● **WHAT YOU WILL DO**
Output each line exactly as it appears, skipping any embedded picture.

Items from a dataset:
>>>

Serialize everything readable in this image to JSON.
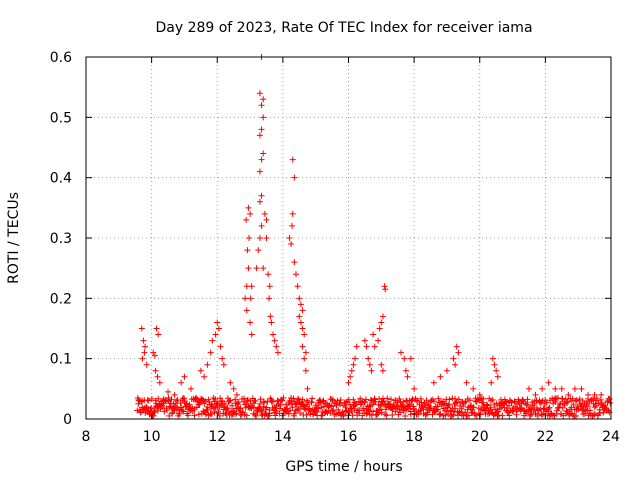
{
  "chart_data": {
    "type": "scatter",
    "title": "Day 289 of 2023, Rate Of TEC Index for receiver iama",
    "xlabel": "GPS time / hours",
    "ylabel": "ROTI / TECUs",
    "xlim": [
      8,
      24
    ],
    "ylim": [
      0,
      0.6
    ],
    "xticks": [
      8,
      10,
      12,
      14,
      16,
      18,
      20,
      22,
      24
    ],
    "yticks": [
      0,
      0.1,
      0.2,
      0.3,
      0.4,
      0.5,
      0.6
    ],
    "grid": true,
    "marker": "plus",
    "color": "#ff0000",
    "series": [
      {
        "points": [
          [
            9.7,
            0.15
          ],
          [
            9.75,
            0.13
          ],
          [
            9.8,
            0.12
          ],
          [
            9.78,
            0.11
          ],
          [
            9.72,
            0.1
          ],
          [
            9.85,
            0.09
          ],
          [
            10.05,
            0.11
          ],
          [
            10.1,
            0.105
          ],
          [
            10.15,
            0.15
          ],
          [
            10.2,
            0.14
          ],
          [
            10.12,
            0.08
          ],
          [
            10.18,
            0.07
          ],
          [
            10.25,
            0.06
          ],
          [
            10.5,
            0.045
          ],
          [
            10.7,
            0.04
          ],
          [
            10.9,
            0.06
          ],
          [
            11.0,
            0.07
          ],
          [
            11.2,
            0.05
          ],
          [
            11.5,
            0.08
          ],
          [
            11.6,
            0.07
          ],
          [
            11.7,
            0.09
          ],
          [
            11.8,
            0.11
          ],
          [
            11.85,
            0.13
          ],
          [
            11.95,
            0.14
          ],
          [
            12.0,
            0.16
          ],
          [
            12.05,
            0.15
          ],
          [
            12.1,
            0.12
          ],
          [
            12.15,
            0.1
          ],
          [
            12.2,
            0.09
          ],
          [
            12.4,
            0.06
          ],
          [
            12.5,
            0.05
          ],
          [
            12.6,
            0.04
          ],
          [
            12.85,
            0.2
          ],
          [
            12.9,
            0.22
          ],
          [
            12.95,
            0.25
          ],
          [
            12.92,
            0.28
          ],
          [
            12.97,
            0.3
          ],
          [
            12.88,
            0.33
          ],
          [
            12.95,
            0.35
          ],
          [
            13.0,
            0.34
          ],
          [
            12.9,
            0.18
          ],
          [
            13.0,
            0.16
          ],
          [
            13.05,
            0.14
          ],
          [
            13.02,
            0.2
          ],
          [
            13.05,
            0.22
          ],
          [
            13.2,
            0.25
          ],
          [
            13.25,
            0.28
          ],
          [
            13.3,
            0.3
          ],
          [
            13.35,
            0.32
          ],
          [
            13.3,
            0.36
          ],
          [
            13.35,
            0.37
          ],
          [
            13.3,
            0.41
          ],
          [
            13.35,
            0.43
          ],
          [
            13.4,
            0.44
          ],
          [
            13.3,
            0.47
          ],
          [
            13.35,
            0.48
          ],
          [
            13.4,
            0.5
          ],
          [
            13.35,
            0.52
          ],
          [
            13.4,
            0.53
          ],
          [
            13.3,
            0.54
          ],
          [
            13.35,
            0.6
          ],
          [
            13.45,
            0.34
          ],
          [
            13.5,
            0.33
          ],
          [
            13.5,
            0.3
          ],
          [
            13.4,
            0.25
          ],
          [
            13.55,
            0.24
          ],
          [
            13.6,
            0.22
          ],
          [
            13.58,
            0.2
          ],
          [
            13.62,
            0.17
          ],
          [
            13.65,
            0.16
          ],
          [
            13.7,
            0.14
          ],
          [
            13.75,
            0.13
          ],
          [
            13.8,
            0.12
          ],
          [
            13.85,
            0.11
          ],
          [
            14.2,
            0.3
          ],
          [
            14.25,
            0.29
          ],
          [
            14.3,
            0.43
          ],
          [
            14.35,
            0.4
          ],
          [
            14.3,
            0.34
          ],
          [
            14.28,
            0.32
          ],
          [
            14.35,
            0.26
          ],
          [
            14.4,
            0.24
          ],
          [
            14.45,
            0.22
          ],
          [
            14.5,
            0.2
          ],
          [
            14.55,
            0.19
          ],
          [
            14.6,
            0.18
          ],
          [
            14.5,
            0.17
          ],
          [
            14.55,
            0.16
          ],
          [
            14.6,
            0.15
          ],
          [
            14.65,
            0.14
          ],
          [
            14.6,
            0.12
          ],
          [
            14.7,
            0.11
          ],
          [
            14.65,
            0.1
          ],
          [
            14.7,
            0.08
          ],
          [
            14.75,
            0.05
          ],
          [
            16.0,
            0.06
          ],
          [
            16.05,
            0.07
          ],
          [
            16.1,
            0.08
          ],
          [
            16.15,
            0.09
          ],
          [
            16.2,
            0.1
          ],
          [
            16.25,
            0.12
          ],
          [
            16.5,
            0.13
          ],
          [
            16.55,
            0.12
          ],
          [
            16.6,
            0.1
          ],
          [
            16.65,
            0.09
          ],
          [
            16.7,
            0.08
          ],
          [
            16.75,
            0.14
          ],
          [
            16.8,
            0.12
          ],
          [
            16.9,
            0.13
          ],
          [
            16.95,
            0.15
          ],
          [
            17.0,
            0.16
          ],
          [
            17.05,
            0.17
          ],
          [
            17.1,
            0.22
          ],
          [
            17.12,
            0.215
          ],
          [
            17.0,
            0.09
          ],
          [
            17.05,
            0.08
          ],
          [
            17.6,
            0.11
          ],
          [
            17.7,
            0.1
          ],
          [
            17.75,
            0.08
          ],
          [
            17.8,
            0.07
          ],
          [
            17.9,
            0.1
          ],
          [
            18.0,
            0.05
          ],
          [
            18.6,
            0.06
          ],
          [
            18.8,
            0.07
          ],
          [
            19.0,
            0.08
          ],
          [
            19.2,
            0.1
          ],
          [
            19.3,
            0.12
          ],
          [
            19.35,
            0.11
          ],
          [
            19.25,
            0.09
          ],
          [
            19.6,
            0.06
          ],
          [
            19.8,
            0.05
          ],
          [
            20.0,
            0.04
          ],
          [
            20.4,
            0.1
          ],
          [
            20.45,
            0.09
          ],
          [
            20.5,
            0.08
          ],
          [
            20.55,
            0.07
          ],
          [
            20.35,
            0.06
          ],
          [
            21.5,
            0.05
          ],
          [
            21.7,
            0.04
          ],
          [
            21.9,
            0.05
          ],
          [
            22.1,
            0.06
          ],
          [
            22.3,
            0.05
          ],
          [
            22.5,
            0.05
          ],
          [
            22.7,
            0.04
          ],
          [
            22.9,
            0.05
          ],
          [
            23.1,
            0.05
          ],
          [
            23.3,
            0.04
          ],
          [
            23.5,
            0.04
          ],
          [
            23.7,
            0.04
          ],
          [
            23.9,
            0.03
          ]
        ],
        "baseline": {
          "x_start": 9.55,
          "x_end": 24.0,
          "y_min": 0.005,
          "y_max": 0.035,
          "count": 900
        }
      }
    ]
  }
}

<<<

● **REPLY**
Serialize everything readable in this image to JSON.
{
  "chart_data": {
    "type": "scatter",
    "title": "Day 289 of 2023, Rate Of TEC Index for receiver iama",
    "xlabel": "GPS time / hours",
    "ylabel": "ROTI / TECUs",
    "xlim": [
      8,
      24
    ],
    "ylim": [
      0,
      0.6
    ],
    "xticks": [
      8,
      10,
      12,
      14,
      16,
      18,
      20,
      22,
      24
    ],
    "yticks": [
      0,
      0.1,
      0.2,
      0.3,
      0.4,
      0.5,
      0.6
    ],
    "grid": true,
    "marker": "plus",
    "color": "#ff0000",
    "series": [
      {
        "points": [
          [
            9.7,
            0.15
          ],
          [
            9.75,
            0.13
          ],
          [
            9.8,
            0.12
          ],
          [
            9.78,
            0.11
          ],
          [
            9.72,
            0.1
          ],
          [
            9.85,
            0.09
          ],
          [
            10.05,
            0.11
          ],
          [
            10.1,
            0.105
          ],
          [
            10.15,
            0.15
          ],
          [
            10.2,
            0.14
          ],
          [
            10.12,
            0.08
          ],
          [
            10.18,
            0.07
          ],
          [
            10.25,
            0.06
          ],
          [
            10.5,
            0.045
          ],
          [
            10.7,
            0.04
          ],
          [
            10.9,
            0.06
          ],
          [
            11.0,
            0.07
          ],
          [
            11.2,
            0.05
          ],
          [
            11.5,
            0.08
          ],
          [
            11.6,
            0.07
          ],
          [
            11.7,
            0.09
          ],
          [
            11.8,
            0.11
          ],
          [
            11.85,
            0.13
          ],
          [
            11.95,
            0.14
          ],
          [
            12.0,
            0.16
          ],
          [
            12.05,
            0.15
          ],
          [
            12.1,
            0.12
          ],
          [
            12.15,
            0.1
          ],
          [
            12.2,
            0.09
          ],
          [
            12.4,
            0.06
          ],
          [
            12.5,
            0.05
          ],
          [
            12.6,
            0.04
          ],
          [
            12.85,
            0.2
          ],
          [
            12.9,
            0.22
          ],
          [
            12.95,
            0.25
          ],
          [
            12.92,
            0.28
          ],
          [
            12.97,
            0.3
          ],
          [
            12.88,
            0.33
          ],
          [
            12.95,
            0.35
          ],
          [
            13.0,
            0.34
          ],
          [
            12.9,
            0.18
          ],
          [
            13.0,
            0.16
          ],
          [
            13.05,
            0.14
          ],
          [
            13.02,
            0.2
          ],
          [
            13.05,
            0.22
          ],
          [
            13.2,
            0.25
          ],
          [
            13.25,
            0.28
          ],
          [
            13.3,
            0.3
          ],
          [
            13.35,
            0.32
          ],
          [
            13.3,
            0.36
          ],
          [
            13.35,
            0.37
          ],
          [
            13.3,
            0.41
          ],
          [
            13.35,
            0.43
          ],
          [
            13.4,
            0.44
          ],
          [
            13.3,
            0.47
          ],
          [
            13.35,
            0.48
          ],
          [
            13.4,
            0.5
          ],
          [
            13.35,
            0.52
          ],
          [
            13.4,
            0.53
          ],
          [
            13.3,
            0.54
          ],
          [
            13.35,
            0.6
          ],
          [
            13.45,
            0.34
          ],
          [
            13.5,
            0.33
          ],
          [
            13.5,
            0.3
          ],
          [
            13.4,
            0.25
          ],
          [
            13.55,
            0.24
          ],
          [
            13.6,
            0.22
          ],
          [
            13.58,
            0.2
          ],
          [
            13.62,
            0.17
          ],
          [
            13.65,
            0.16
          ],
          [
            13.7,
            0.14
          ],
          [
            13.75,
            0.13
          ],
          [
            13.8,
            0.12
          ],
          [
            13.85,
            0.11
          ],
          [
            14.2,
            0.3
          ],
          [
            14.25,
            0.29
          ],
          [
            14.3,
            0.43
          ],
          [
            14.35,
            0.4
          ],
          [
            14.3,
            0.34
          ],
          [
            14.28,
            0.32
          ],
          [
            14.35,
            0.26
          ],
          [
            14.4,
            0.24
          ],
          [
            14.45,
            0.22
          ],
          [
            14.5,
            0.2
          ],
          [
            14.55,
            0.19
          ],
          [
            14.6,
            0.18
          ],
          [
            14.5,
            0.17
          ],
          [
            14.55,
            0.16
          ],
          [
            14.6,
            0.15
          ],
          [
            14.65,
            0.14
          ],
          [
            14.6,
            0.12
          ],
          [
            14.7,
            0.11
          ],
          [
            14.65,
            0.1
          ],
          [
            14.7,
            0.08
          ],
          [
            14.75,
            0.05
          ],
          [
            16.0,
            0.06
          ],
          [
            16.05,
            0.07
          ],
          [
            16.1,
            0.08
          ],
          [
            16.15,
            0.09
          ],
          [
            16.2,
            0.1
          ],
          [
            16.25,
            0.12
          ],
          [
            16.5,
            0.13
          ],
          [
            16.55,
            0.12
          ],
          [
            16.6,
            0.1
          ],
          [
            16.65,
            0.09
          ],
          [
            16.7,
            0.08
          ],
          [
            16.75,
            0.14
          ],
          [
            16.8,
            0.12
          ],
          [
            16.9,
            0.13
          ],
          [
            16.95,
            0.15
          ],
          [
            17.0,
            0.16
          ],
          [
            17.05,
            0.17
          ],
          [
            17.1,
            0.22
          ],
          [
            17.12,
            0.215
          ],
          [
            17.0,
            0.09
          ],
          [
            17.05,
            0.08
          ],
          [
            17.6,
            0.11
          ],
          [
            17.7,
            0.1
          ],
          [
            17.75,
            0.08
          ],
          [
            17.8,
            0.07
          ],
          [
            17.9,
            0.1
          ],
          [
            18.0,
            0.05
          ],
          [
            18.6,
            0.06
          ],
          [
            18.8,
            0.07
          ],
          [
            19.0,
            0.08
          ],
          [
            19.2,
            0.1
          ],
          [
            19.3,
            0.12
          ],
          [
            19.35,
            0.11
          ],
          [
            19.25,
            0.09
          ],
          [
            19.6,
            0.06
          ],
          [
            19.8,
            0.05
          ],
          [
            20.0,
            0.04
          ],
          [
            20.4,
            0.1
          ],
          [
            20.45,
            0.09
          ],
          [
            20.5,
            0.08
          ],
          [
            20.55,
            0.07
          ],
          [
            20.35,
            0.06
          ],
          [
            21.5,
            0.05
          ],
          [
            21.7,
            0.04
          ],
          [
            21.9,
            0.05
          ],
          [
            22.1,
            0.06
          ],
          [
            22.3,
            0.05
          ],
          [
            22.5,
            0.05
          ],
          [
            22.7,
            0.04
          ],
          [
            22.9,
            0.05
          ],
          [
            23.1,
            0.05
          ],
          [
            23.3,
            0.04
          ],
          [
            23.5,
            0.04
          ],
          [
            23.7,
            0.04
          ],
          [
            23.9,
            0.03
          ]
        ],
        "baseline": {
          "x_start": 9.55,
          "x_end": 24.0,
          "y_min": 0.005,
          "y_max": 0.035,
          "count": 900
        }
      }
    ]
  }
}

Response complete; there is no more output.